(Dataset excerpts)
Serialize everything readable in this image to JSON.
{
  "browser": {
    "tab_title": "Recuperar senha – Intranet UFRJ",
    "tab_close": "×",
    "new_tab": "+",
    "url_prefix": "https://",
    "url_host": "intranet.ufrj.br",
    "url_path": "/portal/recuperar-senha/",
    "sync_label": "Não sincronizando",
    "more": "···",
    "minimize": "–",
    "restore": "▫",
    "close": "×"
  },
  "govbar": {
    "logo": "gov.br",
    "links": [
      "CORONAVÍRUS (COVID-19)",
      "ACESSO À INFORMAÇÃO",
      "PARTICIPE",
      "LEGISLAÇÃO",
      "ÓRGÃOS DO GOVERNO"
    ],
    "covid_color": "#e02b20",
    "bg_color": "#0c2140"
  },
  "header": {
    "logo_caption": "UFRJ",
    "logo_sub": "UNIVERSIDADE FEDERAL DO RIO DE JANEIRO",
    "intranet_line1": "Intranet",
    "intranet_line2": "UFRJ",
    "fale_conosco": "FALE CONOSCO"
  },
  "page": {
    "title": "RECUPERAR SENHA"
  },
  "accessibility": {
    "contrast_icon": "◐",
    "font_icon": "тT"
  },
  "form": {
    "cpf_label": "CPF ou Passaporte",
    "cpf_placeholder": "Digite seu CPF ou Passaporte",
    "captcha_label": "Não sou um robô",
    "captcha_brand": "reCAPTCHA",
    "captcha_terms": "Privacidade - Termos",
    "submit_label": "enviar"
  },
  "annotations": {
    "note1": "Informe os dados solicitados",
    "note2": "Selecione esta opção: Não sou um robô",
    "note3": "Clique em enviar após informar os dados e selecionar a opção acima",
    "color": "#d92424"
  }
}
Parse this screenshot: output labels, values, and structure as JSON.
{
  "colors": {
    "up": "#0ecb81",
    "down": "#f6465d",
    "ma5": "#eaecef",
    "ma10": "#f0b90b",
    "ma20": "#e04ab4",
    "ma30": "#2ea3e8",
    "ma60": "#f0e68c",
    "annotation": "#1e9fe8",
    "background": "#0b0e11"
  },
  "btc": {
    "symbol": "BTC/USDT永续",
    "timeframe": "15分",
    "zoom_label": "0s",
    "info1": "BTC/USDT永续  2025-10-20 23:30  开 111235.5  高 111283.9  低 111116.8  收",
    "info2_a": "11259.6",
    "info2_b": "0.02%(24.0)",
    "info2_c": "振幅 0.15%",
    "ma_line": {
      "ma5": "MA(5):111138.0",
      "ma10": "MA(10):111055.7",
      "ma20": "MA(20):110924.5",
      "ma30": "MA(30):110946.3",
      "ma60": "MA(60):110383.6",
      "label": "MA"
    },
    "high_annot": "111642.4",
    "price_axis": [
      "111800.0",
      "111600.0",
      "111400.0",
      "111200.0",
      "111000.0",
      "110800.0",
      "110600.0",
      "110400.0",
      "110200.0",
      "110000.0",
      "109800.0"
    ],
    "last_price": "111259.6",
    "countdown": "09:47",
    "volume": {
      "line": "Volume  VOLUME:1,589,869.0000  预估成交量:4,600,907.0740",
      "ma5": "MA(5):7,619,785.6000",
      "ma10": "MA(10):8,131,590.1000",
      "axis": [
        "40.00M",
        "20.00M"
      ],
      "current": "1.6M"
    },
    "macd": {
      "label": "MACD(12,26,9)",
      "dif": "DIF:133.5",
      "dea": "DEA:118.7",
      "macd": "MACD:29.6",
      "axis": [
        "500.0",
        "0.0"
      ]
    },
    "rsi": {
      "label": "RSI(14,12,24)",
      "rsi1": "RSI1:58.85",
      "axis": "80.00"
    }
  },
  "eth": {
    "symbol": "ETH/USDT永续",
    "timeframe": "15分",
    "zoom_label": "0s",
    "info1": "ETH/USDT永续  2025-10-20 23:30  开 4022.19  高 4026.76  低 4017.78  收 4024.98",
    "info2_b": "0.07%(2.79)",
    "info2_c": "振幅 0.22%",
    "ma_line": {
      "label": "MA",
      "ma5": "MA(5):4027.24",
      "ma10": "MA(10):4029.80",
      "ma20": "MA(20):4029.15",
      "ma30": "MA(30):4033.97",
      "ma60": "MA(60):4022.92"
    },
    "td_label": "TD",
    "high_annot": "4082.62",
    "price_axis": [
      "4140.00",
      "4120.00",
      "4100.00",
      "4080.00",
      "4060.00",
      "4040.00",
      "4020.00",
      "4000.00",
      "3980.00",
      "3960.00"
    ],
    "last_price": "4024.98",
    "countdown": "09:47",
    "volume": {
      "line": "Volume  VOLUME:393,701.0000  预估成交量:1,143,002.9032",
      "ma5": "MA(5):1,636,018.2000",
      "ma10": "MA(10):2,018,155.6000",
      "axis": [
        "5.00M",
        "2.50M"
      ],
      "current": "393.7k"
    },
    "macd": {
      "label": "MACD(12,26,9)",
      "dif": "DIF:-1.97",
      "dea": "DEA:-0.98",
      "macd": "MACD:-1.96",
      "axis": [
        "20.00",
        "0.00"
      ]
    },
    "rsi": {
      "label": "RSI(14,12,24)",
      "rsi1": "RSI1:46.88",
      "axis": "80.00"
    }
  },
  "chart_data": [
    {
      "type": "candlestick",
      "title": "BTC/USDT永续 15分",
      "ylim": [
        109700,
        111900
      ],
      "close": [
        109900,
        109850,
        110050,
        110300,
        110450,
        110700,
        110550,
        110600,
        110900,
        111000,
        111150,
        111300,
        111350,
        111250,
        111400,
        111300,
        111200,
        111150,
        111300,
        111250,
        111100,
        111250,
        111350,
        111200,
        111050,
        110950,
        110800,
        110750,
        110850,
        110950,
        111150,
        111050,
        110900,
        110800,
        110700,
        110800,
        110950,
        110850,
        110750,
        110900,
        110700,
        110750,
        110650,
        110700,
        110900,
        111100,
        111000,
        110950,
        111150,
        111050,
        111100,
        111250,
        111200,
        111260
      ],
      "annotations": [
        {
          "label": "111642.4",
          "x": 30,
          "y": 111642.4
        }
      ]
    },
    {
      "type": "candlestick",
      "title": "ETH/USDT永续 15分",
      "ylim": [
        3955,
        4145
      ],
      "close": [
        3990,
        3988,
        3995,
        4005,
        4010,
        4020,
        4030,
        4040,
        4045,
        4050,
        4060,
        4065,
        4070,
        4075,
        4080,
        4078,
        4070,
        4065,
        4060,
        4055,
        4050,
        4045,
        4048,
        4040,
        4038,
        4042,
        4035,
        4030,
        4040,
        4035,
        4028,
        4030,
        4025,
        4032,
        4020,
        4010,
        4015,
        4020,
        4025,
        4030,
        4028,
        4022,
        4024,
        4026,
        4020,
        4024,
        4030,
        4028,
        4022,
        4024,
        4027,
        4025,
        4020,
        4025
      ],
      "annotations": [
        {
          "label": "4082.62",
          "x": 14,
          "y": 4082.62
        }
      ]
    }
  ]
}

* [WRITTEN INSTRUCTION]
Copy out every line of the data that includes "this".

* [REPLY TO THE TASK]
Serialize everything readable in this image to JSON.
Parse this screenshot: output labels, values, and structure as JSON.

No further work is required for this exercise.